## GIVEN TASK
Retype the whole listing verbatim and keep the pictures out of it.

## Dataset rows about figures
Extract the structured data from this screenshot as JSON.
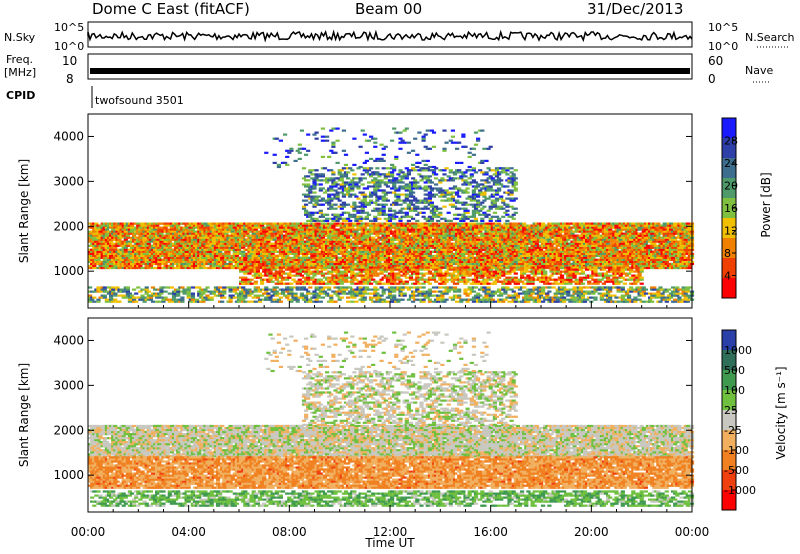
{
  "header": {
    "station": "Dome C East (fitACF)",
    "beam": "Beam 00",
    "date": "31/Dec/2013"
  },
  "aux_panels": {
    "nsky": {
      "label": "N.Sky",
      "ticks_left": [
        "10^5",
        "10^0"
      ],
      "ticks_right": [
        "10^5",
        "10^0"
      ],
      "right_label": "N.Search"
    },
    "freq": {
      "label": "Freq.",
      "unit": "[MHz]",
      "ticks_left": [
        "10",
        "8"
      ],
      "ticks_right": [
        "60",
        "0"
      ],
      "right_label": "Nave"
    },
    "cpid": {
      "label": "CPID",
      "value": "twofsound 3501"
    }
  },
  "chart_data": [
    {
      "type": "heatmap",
      "title": "",
      "xlabel": "Time UT",
      "ylabel": "Slant Range [km]",
      "x_ticks": [
        "00:00",
        "04:00",
        "08:00",
        "12:00",
        "16:00",
        "20:00",
        "00:00"
      ],
      "x_range_hours": [
        0,
        24
      ],
      "y_ticks": [
        1000,
        2000,
        3000,
        4000
      ],
      "ylim": [
        180,
        4500
      ],
      "colorbar": {
        "label": "Power [dB]",
        "ticks": [
          "28",
          "24",
          "20",
          "16",
          "12",
          "8",
          "4"
        ],
        "range": [
          0,
          30
        ],
        "colors": [
          "#1a1aff",
          "#2f3fa8",
          "#3d6e8e",
          "#4f9a6a",
          "#7fc040",
          "#f0c000",
          "#f08000",
          "#f04000",
          "#ff0000"
        ]
      },
      "layers": [
        {
          "name": "near",
          "range_km": [
            300,
            650
          ],
          "t_start": 0,
          "t_end": 24,
          "level": 0.45,
          "density": 0.5
        },
        {
          "name": "main",
          "range_km": [
            1050,
            2100
          ],
          "t_start": 0,
          "t_end": 24,
          "level": 0.7,
          "density": 0.85
        },
        {
          "name": "mid",
          "range_km": [
            700,
            1100
          ],
          "t_start": 6,
          "t_end": 22,
          "level": 0.75,
          "density": 0.55
        },
        {
          "name": "arc",
          "range_km": [
            2100,
            3300
          ],
          "t_start": 8.5,
          "t_end": 17,
          "level": 0.3,
          "density": 0.35
        },
        {
          "name": "sparse",
          "range_km": [
            3300,
            4200
          ],
          "t_start": 7,
          "t_end": 16,
          "level": 0.2,
          "density": 0.08
        }
      ]
    },
    {
      "type": "heatmap",
      "title": "",
      "xlabel": "Time UT",
      "ylabel": "Slant Range [km]",
      "x_ticks": [
        "00:00",
        "04:00",
        "08:00",
        "12:00",
        "16:00",
        "20:00",
        "00:00"
      ],
      "x_range_hours": [
        0,
        24
      ],
      "y_ticks": [
        1000,
        2000,
        3000,
        4000
      ],
      "ylim": [
        180,
        4500
      ],
      "colorbar": {
        "label": "Velocity [m s⁻¹]",
        "ticks": [
          "1000",
          "500",
          "100",
          "25",
          "-25",
          "-100",
          "-500",
          "-1000"
        ],
        "range": [
          -1000,
          1000
        ],
        "colors": [
          "#2a3fa8",
          "#2f6f5a",
          "#3f9a50",
          "#70c040",
          "#c8c8c0",
          "#f0b060",
          "#f08020",
          "#f04010",
          "#ff0000"
        ]
      },
      "layers": [
        {
          "name": "near",
          "range_km": [
            300,
            650
          ],
          "t_start": 0,
          "t_end": 24,
          "vel": 300,
          "density": 0.5
        },
        {
          "name": "main",
          "range_km": [
            1400,
            2100
          ],
          "t_start": 0,
          "t_end": 24,
          "vel": 0,
          "density": 0.8
        },
        {
          "name": "mid",
          "range_km": [
            700,
            1400
          ],
          "t_start": 0,
          "t_end": 24,
          "vel": -400,
          "density": 0.75
        },
        {
          "name": "arc",
          "range_km": [
            2100,
            3300
          ],
          "t_start": 8.5,
          "t_end": 17,
          "vel": 0,
          "density": 0.4
        },
        {
          "name": "sparse",
          "range_km": [
            3300,
            4200
          ],
          "t_start": 7,
          "t_end": 16,
          "vel": -50,
          "density": 0.08
        }
      ]
    }
  ]
}
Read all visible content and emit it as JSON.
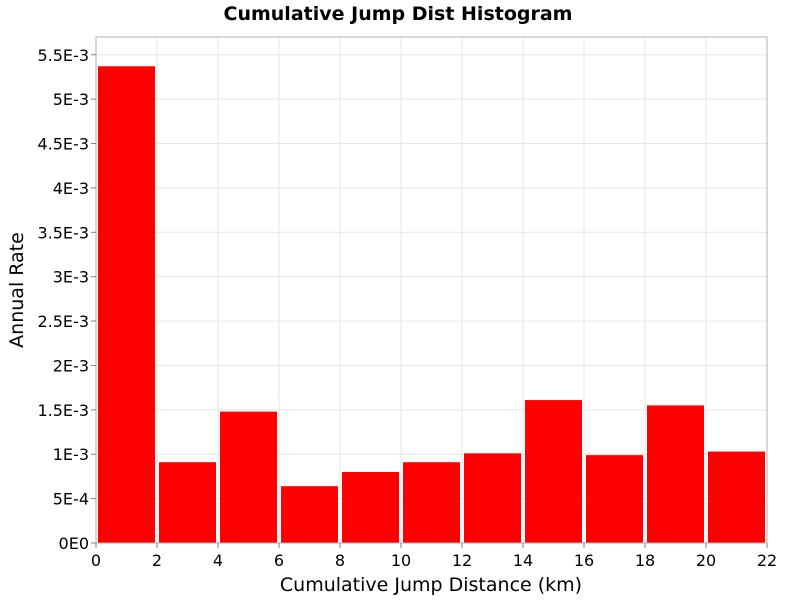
{
  "chart_data": {
    "type": "bar",
    "title": "Cumulative Jump Dist Histogram",
    "xlabel": "Cumulative Jump Distance (km)",
    "ylabel": "Annual Rate",
    "xlim": [
      0,
      22
    ],
    "ylim": [
      0,
      0.0057
    ],
    "bin_width": 2,
    "bins": [
      {
        "x0": 0,
        "x1": 2,
        "value": 0.00537
      },
      {
        "x0": 2,
        "x1": 4,
        "value": 0.00091
      },
      {
        "x0": 4,
        "x1": 6,
        "value": 0.00148
      },
      {
        "x0": 6,
        "x1": 8,
        "value": 0.00064
      },
      {
        "x0": 8,
        "x1": 10,
        "value": 0.0008
      },
      {
        "x0": 10,
        "x1": 12,
        "value": 0.00091
      },
      {
        "x0": 12,
        "x1": 14,
        "value": 0.00101
      },
      {
        "x0": 14,
        "x1": 16,
        "value": 0.00161
      },
      {
        "x0": 16,
        "x1": 18,
        "value": 0.00099
      },
      {
        "x0": 18,
        "x1": 20,
        "value": 0.00155
      },
      {
        "x0": 20,
        "x1": 22,
        "value": 0.00103
      }
    ],
    "x_ticks": [
      0,
      2,
      4,
      6,
      8,
      10,
      12,
      14,
      16,
      18,
      20,
      22
    ],
    "x_tick_labels": [
      "0",
      "2",
      "4",
      "6",
      "8",
      "10",
      "12",
      "14",
      "16",
      "18",
      "20",
      "22"
    ],
    "y_ticks": [
      0,
      0.0005,
      0.001,
      0.0015,
      0.002,
      0.0025,
      0.003,
      0.0035,
      0.004,
      0.0045,
      0.005,
      0.0055
    ],
    "y_tick_labels": [
      "0E0",
      "5E-4",
      "1E-3",
      "1.5E-3",
      "2E-3",
      "2.5E-3",
      "3E-3",
      "3.5E-3",
      "4E-3",
      "4.5E-3",
      "5E-3",
      "5.5E-3"
    ],
    "grid": true,
    "colors": {
      "bar": "#ff0000",
      "grid": "#e6e6e6",
      "frame": "#b0b0b0"
    }
  }
}
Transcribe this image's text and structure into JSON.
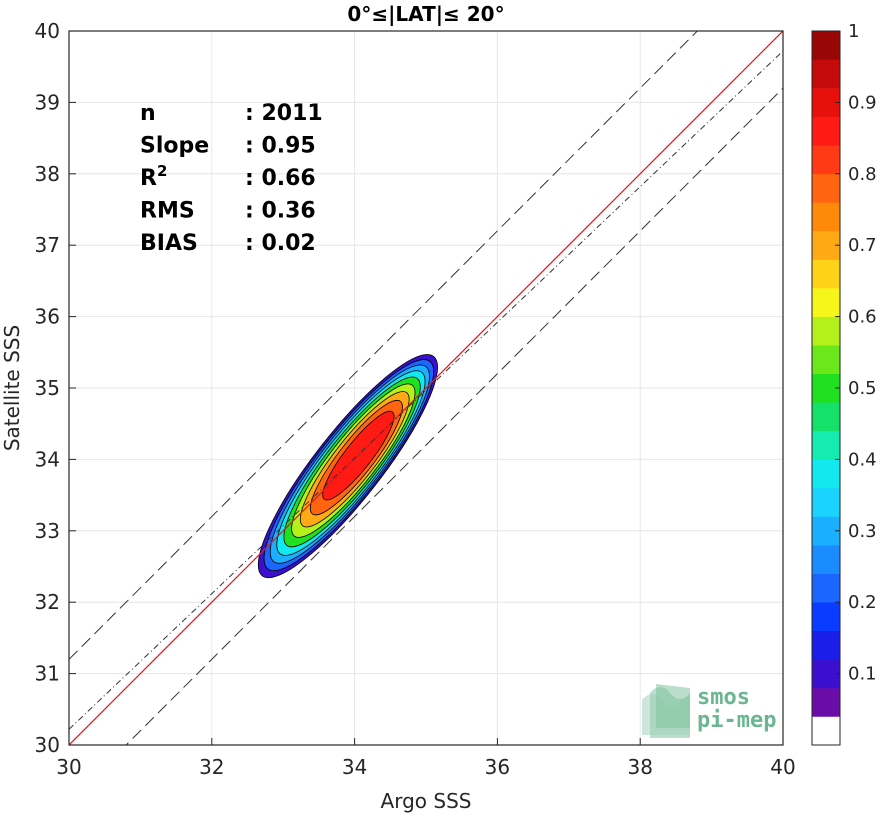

## RESULT OF THE TASK
Extract the structured data from this screenshot as JSON.
{
  "header": {
    "station": "Dome C East (fitACF)",
    "beam": "Beam 00",
    "date": "31/Dec/2013"
  },
  "aux_panels": {
    "nsky": {
      "label": "N.Sky",
      "ticks_left": [
        "10^5",
        "10^0"
      ],
      "ticks_right": [
        "10^5",
        "10^0"
      ],
      "right_label": "N.Search"
    },
    "freq": {
      "label": "Freq.",
      "unit": "[MHz]",
      "ticks_left": [
        "10",
        "8"
      ],
      "ticks_right": [
        "60",
        "0"
      ],
      "right_label": "Nave"
    },
    "cpid": {
      "label": "CPID",
      "value": "twofsound 3501"
    }
  },
  "chart_data": [
    {
      "type": "heatmap",
      "title": "",
      "xlabel": "Time UT",
      "ylabel": "Slant Range [km]",
      "x_ticks": [
        "00:00",
        "04:00",
        "08:00",
        "12:00",
        "16:00",
        "20:00",
        "00:00"
      ],
      "x_range_hours": [
        0,
        24
      ],
      "y_ticks": [
        1000,
        2000,
        3000,
        4000
      ],
      "ylim": [
        180,
        4500
      ],
      "colorbar": {
        "label": "Power [dB]",
        "ticks": [
          "28",
          "24",
          "20",
          "16",
          "12",
          "8",
          "4"
        ],
        "range": [
          0,
          30
        ],
        "colors": [
          "#1a1aff",
          "#2f3fa8",
          "#3d6e8e",
          "#4f9a6a",
          "#7fc040",
          "#f0c000",
          "#f08000",
          "#f04000",
          "#ff0000"
        ]
      },
      "layers": [
        {
          "name": "near",
          "range_km": [
            300,
            650
          ],
          "t_start": 0,
          "t_end": 24,
          "level": 0.45,
          "density": 0.5
        },
        {
          "name": "main",
          "range_km": [
            1050,
            2100
          ],
          "t_start": 0,
          "t_end": 24,
          "level": 0.7,
          "density": 0.85
        },
        {
          "name": "mid",
          "range_km": [
            700,
            1100
          ],
          "t_start": 6,
          "t_end": 22,
          "level": 0.75,
          "density": 0.55
        },
        {
          "name": "arc",
          "range_km": [
            2100,
            3300
          ],
          "t_start": 8.5,
          "t_end": 17,
          "level": 0.3,
          "density": 0.35
        },
        {
          "name": "sparse",
          "range_km": [
            3300,
            4200
          ],
          "t_start": 7,
          "t_end": 16,
          "level": 0.2,
          "density": 0.08
        }
      ]
    },
    {
      "type": "heatmap",
      "title": "",
      "xlabel": "Time UT",
      "ylabel": "Slant Range [km]",
      "x_ticks": [
        "00:00",
        "04:00",
        "08:00",
        "12:00",
        "16:00",
        "20:00",
        "00:00"
      ],
      "x_range_hours": [
        0,
        24
      ],
      "y_ticks": [
        1000,
        2000,
        3000,
        4000
      ],
      "ylim": [
        180,
        4500
      ],
      "colorbar": {
        "label": "Velocity [m s⁻¹]",
        "ticks": [
          "1000",
          "500",
          "100",
          "25",
          "-25",
          "-100",
          "-500",
          "-1000"
        ],
        "range": [
          -1000,
          1000
        ],
        "colors": [
          "#2a3fa8",
          "#2f6f5a",
          "#3f9a50",
          "#70c040",
          "#c8c8c0",
          "#f0b060",
          "#f08020",
          "#f04010",
          "#ff0000"
        ]
      },
      "layers": [
        {
          "name": "near",
          "range_km": [
            300,
            650
          ],
          "t_start": 0,
          "t_end": 24,
          "vel": 300,
          "density": 0.5
        },
        {
          "name": "main",
          "range_km": [
            1400,
            2100
          ],
          "t_start": 0,
          "t_end": 24,
          "vel": 0,
          "density": 0.8
        },
        {
          "name": "mid",
          "range_km": [
            700,
            1400
          ],
          "t_start": 0,
          "t_end": 24,
          "vel": -400,
          "density": 0.75
        },
        {
          "name": "arc",
          "range_km": [
            2100,
            3300
          ],
          "t_start": 8.5,
          "t_end": 17,
          "vel": 0,
          "density": 0.4
        },
        {
          "name": "sparse",
          "range_km": [
            3300,
            4200
          ],
          "t_start": 7,
          "t_end": 16,
          "vel": -50,
          "density": 0.08
        }
      ]
    }
  ]
}
Read all visible content and emit it as JSON.
{
  "chart_data": {
    "type": "bar",
    "title": "Cumulative Jump Dist Histogram",
    "xlabel": "Cumulative Jump Distance (km)",
    "ylabel": "Annual Rate",
    "xlim": [
      0,
      22
    ],
    "ylim": [
      0,
      0.0057
    ],
    "bin_width": 2,
    "bins": [
      {
        "x0": 0,
        "x1": 2,
        "value": 0.00537
      },
      {
        "x0": 2,
        "x1": 4,
        "value": 0.00091
      },
      {
        "x0": 4,
        "x1": 6,
        "value": 0.00148
      },
      {
        "x0": 6,
        "x1": 8,
        "value": 0.00064
      },
      {
        "x0": 8,
        "x1": 10,
        "value": 0.0008
      },
      {
        "x0": 10,
        "x1": 12,
        "value": 0.00091
      },
      {
        "x0": 12,
        "x1": 14,
        "value": 0.00101
      },
      {
        "x0": 14,
        "x1": 16,
        "value": 0.00161
      },
      {
        "x0": 16,
        "x1": 18,
        "value": 0.00099
      },
      {
        "x0": 18,
        "x1": 20,
        "value": 0.00155
      },
      {
        "x0": 20,
        "x1": 22,
        "value": 0.00103
      }
    ],
    "x_ticks": [
      0,
      2,
      4,
      6,
      8,
      10,
      12,
      14,
      16,
      18,
      20,
      22
    ],
    "x_tick_labels": [
      "0",
      "2",
      "4",
      "6",
      "8",
      "10",
      "12",
      "14",
      "16",
      "18",
      "20",
      "22"
    ],
    "y_ticks": [
      0,
      0.0005,
      0.001,
      0.0015,
      0.002,
      0.0025,
      0.003,
      0.0035,
      0.004,
      0.0045,
      0.005,
      0.0055
    ],
    "y_tick_labels": [
      "0E0",
      "5E-4",
      "1E-3",
      "1.5E-3",
      "2E-3",
      "2.5E-3",
      "3E-3",
      "3.5E-3",
      "4E-3",
      "4.5E-3",
      "5E-3",
      "5.5E-3"
    ],
    "grid": true,
    "colors": {
      "bar": "#ff0000",
      "grid": "#e6e6e6",
      "frame": "#b0b0b0"
    }
  }
}
Transcribe this image's text and structure into JSON.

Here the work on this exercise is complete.